[Entries from a dataset]
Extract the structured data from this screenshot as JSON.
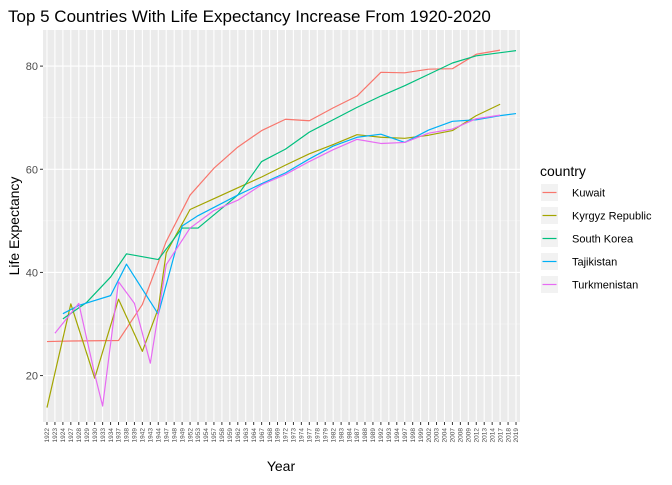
{
  "chart_data": {
    "type": "line",
    "title": "Top 5 Countries With Life Expectancy Increase From 1920-2020",
    "xlabel": "Year",
    "ylabel": "Life Expectancy",
    "x_is_discrete": true,
    "ylim": [
      11,
      87
    ],
    "yticks": [
      20,
      40,
      60,
      80
    ],
    "grid": true,
    "legend_position": "right",
    "legend_title": "country",
    "categories": [
      "1922",
      "1923",
      "1924",
      "1927",
      "1928",
      "1929",
      "1930",
      "1933",
      "1934",
      "1937",
      "1938",
      "1939",
      "1942",
      "1943",
      "1944",
      "1947",
      "1948",
      "1949",
      "1952",
      "1953",
      "1954",
      "1957",
      "1958",
      "1959",
      "1962",
      "1963",
      "1964",
      "1967",
      "1968",
      "1969",
      "1972",
      "1973",
      "1974",
      "1977",
      "1978",
      "1979",
      "1982",
      "1983",
      "1984",
      "1987",
      "1988",
      "1989",
      "1992",
      "1993",
      "1994",
      "1997",
      "1998",
      "1999",
      "2002",
      "2003",
      "2004",
      "2007",
      "2008",
      "2009",
      "2012",
      "2013",
      "2014",
      "2017",
      "2018",
      "2019"
    ],
    "series": [
      {
        "name": "Kuwait",
        "color": "#F8766D",
        "points": [
          [
            "1922",
            26.6
          ],
          [
            "1927",
            26.7
          ],
          [
            "1937",
            26.8
          ],
          [
            "1942",
            33.8
          ],
          [
            "1947",
            46.0
          ],
          [
            "1952",
            55.0
          ],
          [
            "1957",
            60.2
          ],
          [
            "1962",
            64.3
          ],
          [
            "1967",
            67.5
          ],
          [
            "1972",
            69.7
          ],
          [
            "1977",
            69.4
          ],
          [
            "1982",
            71.9
          ],
          [
            "1987",
            74.2
          ],
          [
            "1992",
            78.8
          ],
          [
            "1997",
            78.7
          ],
          [
            "2002",
            79.4
          ],
          [
            "2007",
            79.5
          ],
          [
            "2012",
            82.3
          ],
          [
            "2017",
            83.1
          ]
        ]
      },
      {
        "name": "Kyrgyz Republic",
        "color": "#A3A500",
        "points": [
          [
            "1922",
            13.8
          ],
          [
            "1927",
            33.9
          ],
          [
            "1930",
            19.5
          ],
          [
            "1937",
            34.8
          ],
          [
            "1942",
            24.7
          ],
          [
            "1944",
            33.0
          ],
          [
            "1947",
            43.8
          ],
          [
            "1952",
            52.2
          ],
          [
            "1957",
            54.3
          ],
          [
            "1962",
            56.4
          ],
          [
            "1967",
            58.5
          ],
          [
            "1972",
            60.8
          ],
          [
            "1977",
            63.0
          ],
          [
            "1982",
            64.8
          ],
          [
            "1987",
            66.7
          ],
          [
            "1992",
            66.2
          ],
          [
            "1997",
            66.0
          ],
          [
            "2002",
            66.6
          ],
          [
            "2007",
            67.5
          ],
          [
            "2012",
            70.4
          ],
          [
            "2017",
            72.6
          ]
        ]
      },
      {
        "name": "South Korea",
        "color": "#00BF7D",
        "points": [
          [
            "1924",
            31.0
          ],
          [
            "1929",
            34.2
          ],
          [
            "1934",
            39.1
          ],
          [
            "1938",
            43.6
          ],
          [
            "1944",
            42.5
          ],
          [
            "1949",
            48.6
          ],
          [
            "1953",
            48.6
          ],
          [
            "1962",
            55.0
          ],
          [
            "1967",
            61.5
          ],
          [
            "1972",
            63.9
          ],
          [
            "1977",
            67.2
          ],
          [
            "1982",
            69.6
          ],
          [
            "1987",
            72.0
          ],
          [
            "1992",
            74.2
          ],
          [
            "1997",
            76.2
          ],
          [
            "2002",
            78.4
          ],
          [
            "2007",
            80.6
          ],
          [
            "2012",
            82.0
          ],
          [
            "2019",
            83.0
          ]
        ]
      },
      {
        "name": "Tajikistan",
        "color": "#00B0F6",
        "points": [
          [
            "1924",
            32.0
          ],
          [
            "1928",
            33.6
          ],
          [
            "1934",
            35.5
          ],
          [
            "1938",
            41.6
          ],
          [
            "1944",
            31.9
          ],
          [
            "1949",
            49.0
          ],
          [
            "1953",
            51.0
          ],
          [
            "1962",
            55.0
          ],
          [
            "1967",
            57.2
          ],
          [
            "1972",
            59.3
          ],
          [
            "1977",
            62.0
          ],
          [
            "1982",
            64.5
          ],
          [
            "1987",
            66.2
          ],
          [
            "1992",
            66.8
          ],
          [
            "1997",
            65.2
          ],
          [
            "2002",
            67.6
          ],
          [
            "2007",
            69.3
          ],
          [
            "2012",
            69.6
          ],
          [
            "2017",
            70.4
          ],
          [
            "2019",
            70.8
          ]
        ]
      },
      {
        "name": "Turkmenistan",
        "color": "#E76BF3",
        "points": [
          [
            "1923",
            28.2
          ],
          [
            "1928",
            34.0
          ],
          [
            "1930",
            20.3
          ],
          [
            "1933",
            14.1
          ],
          [
            "1937",
            38.2
          ],
          [
            "1939",
            34.0
          ],
          [
            "1943",
            22.4
          ],
          [
            "1947",
            41.5
          ],
          [
            "1952",
            48.6
          ],
          [
            "1957",
            52.0
          ],
          [
            "1962",
            54.0
          ],
          [
            "1967",
            57.0
          ],
          [
            "1972",
            59.0
          ],
          [
            "1977",
            61.5
          ],
          [
            "1982",
            63.8
          ],
          [
            "1987",
            65.8
          ],
          [
            "1992",
            65.0
          ],
          [
            "1997",
            65.2
          ],
          [
            "2002",
            67.0
          ],
          [
            "2007",
            67.8
          ],
          [
            "2012",
            69.8
          ],
          [
            "2017",
            70.5
          ]
        ]
      }
    ]
  }
}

- **EXERCISE OBJECTIVE**:
Quote everything in the listing above exactly; pictures are the only thing to omit.

- **ANSWER TO THIS EXERCISE**:
Extract the structured data from this screenshot as JSON.
{
  "chart_data": {
    "type": "line",
    "title": "Top 5 Countries With Life Expectancy Increase From 1920-2020",
    "xlabel": "Year",
    "ylabel": "Life Expectancy",
    "x_is_discrete": true,
    "ylim": [
      11,
      87
    ],
    "yticks": [
      20,
      40,
      60,
      80
    ],
    "grid": true,
    "legend_position": "right",
    "legend_title": "country",
    "categories": [
      "1922",
      "1923",
      "1924",
      "1927",
      "1928",
      "1929",
      "1930",
      "1933",
      "1934",
      "1937",
      "1938",
      "1939",
      "1942",
      "1943",
      "1944",
      "1947",
      "1948",
      "1949",
      "1952",
      "1953",
      "1954",
      "1957",
      "1958",
      "1959",
      "1962",
      "1963",
      "1964",
      "1967",
      "1968",
      "1969",
      "1972",
      "1973",
      "1974",
      "1977",
      "1978",
      "1979",
      "1982",
      "1983",
      "1984",
      "1987",
      "1988",
      "1989",
      "1992",
      "1993",
      "1994",
      "1997",
      "1998",
      "1999",
      "2002",
      "2003",
      "2004",
      "2007",
      "2008",
      "2009",
      "2012",
      "2013",
      "2014",
      "2017",
      "2018",
      "2019"
    ],
    "series": [
      {
        "name": "Kuwait",
        "color": "#F8766D",
        "points": [
          [
            "1922",
            26.6
          ],
          [
            "1927",
            26.7
          ],
          [
            "1937",
            26.8
          ],
          [
            "1942",
            33.8
          ],
          [
            "1947",
            46.0
          ],
          [
            "1952",
            55.0
          ],
          [
            "1957",
            60.2
          ],
          [
            "1962",
            64.3
          ],
          [
            "1967",
            67.5
          ],
          [
            "1972",
            69.7
          ],
          [
            "1977",
            69.4
          ],
          [
            "1982",
            71.9
          ],
          [
            "1987",
            74.2
          ],
          [
            "1992",
            78.8
          ],
          [
            "1997",
            78.7
          ],
          [
            "2002",
            79.4
          ],
          [
            "2007",
            79.5
          ],
          [
            "2012",
            82.3
          ],
          [
            "2017",
            83.1
          ]
        ]
      },
      {
        "name": "Kyrgyz Republic",
        "color": "#A3A500",
        "points": [
          [
            "1922",
            13.8
          ],
          [
            "1927",
            33.9
          ],
          [
            "1930",
            19.5
          ],
          [
            "1937",
            34.8
          ],
          [
            "1942",
            24.7
          ],
          [
            "1944",
            33.0
          ],
          [
            "1947",
            43.8
          ],
          [
            "1952",
            52.2
          ],
          [
            "1957",
            54.3
          ],
          [
            "1962",
            56.4
          ],
          [
            "1967",
            58.5
          ],
          [
            "1972",
            60.8
          ],
          [
            "1977",
            63.0
          ],
          [
            "1982",
            64.8
          ],
          [
            "1987",
            66.7
          ],
          [
            "1992",
            66.2
          ],
          [
            "1997",
            66.0
          ],
          [
            "2002",
            66.6
          ],
          [
            "2007",
            67.5
          ],
          [
            "2012",
            70.4
          ],
          [
            "2017",
            72.6
          ]
        ]
      },
      {
        "name": "South Korea",
        "color": "#00BF7D",
        "points": [
          [
            "1924",
            31.0
          ],
          [
            "1929",
            34.2
          ],
          [
            "1934",
            39.1
          ],
          [
            "1938",
            43.6
          ],
          [
            "1944",
            42.5
          ],
          [
            "1949",
            48.6
          ],
          [
            "1953",
            48.6
          ],
          [
            "1962",
            55.0
          ],
          [
            "1967",
            61.5
          ],
          [
            "1972",
            63.9
          ],
          [
            "1977",
            67.2
          ],
          [
            "1982",
            69.6
          ],
          [
            "1987",
            72.0
          ],
          [
            "1992",
            74.2
          ],
          [
            "1997",
            76.2
          ],
          [
            "2002",
            78.4
          ],
          [
            "2007",
            80.6
          ],
          [
            "2012",
            82.0
          ],
          [
            "2019",
            83.0
          ]
        ]
      },
      {
        "name": "Tajikistan",
        "color": "#00B0F6",
        "points": [
          [
            "1924",
            32.0
          ],
          [
            "1928",
            33.6
          ],
          [
            "1934",
            35.5
          ],
          [
            "1938",
            41.6
          ],
          [
            "1944",
            31.9
          ],
          [
            "1949",
            49.0
          ],
          [
            "1953",
            51.0
          ],
          [
            "1962",
            55.0
          ],
          [
            "1967",
            57.2
          ],
          [
            "1972",
            59.3
          ],
          [
            "1977",
            62.0
          ],
          [
            "1982",
            64.5
          ],
          [
            "1987",
            66.2
          ],
          [
            "1992",
            66.8
          ],
          [
            "1997",
            65.2
          ],
          [
            "2002",
            67.6
          ],
          [
            "2007",
            69.3
          ],
          [
            "2012",
            69.6
          ],
          [
            "2017",
            70.4
          ],
          [
            "2019",
            70.8
          ]
        ]
      },
      {
        "name": "Turkmenistan",
        "color": "#E76BF3",
        "points": [
          [
            "1923",
            28.2
          ],
          [
            "1928",
            34.0
          ],
          [
            "1930",
            20.3
          ],
          [
            "1933",
            14.1
          ],
          [
            "1937",
            38.2
          ],
          [
            "1939",
            34.0
          ],
          [
            "1943",
            22.4
          ],
          [
            "1947",
            41.5
          ],
          [
            "1952",
            48.6
          ],
          [
            "1957",
            52.0
          ],
          [
            "1962",
            54.0
          ],
          [
            "1967",
            57.0
          ],
          [
            "1972",
            59.0
          ],
          [
            "1977",
            61.5
          ],
          [
            "1982",
            63.8
          ],
          [
            "1987",
            65.8
          ],
          [
            "1992",
            65.0
          ],
          [
            "1997",
            65.2
          ],
          [
            "2002",
            67.0
          ],
          [
            "2007",
            67.8
          ],
          [
            "2012",
            69.8
          ],
          [
            "2017",
            70.5
          ]
        ]
      }
    ]
  }
}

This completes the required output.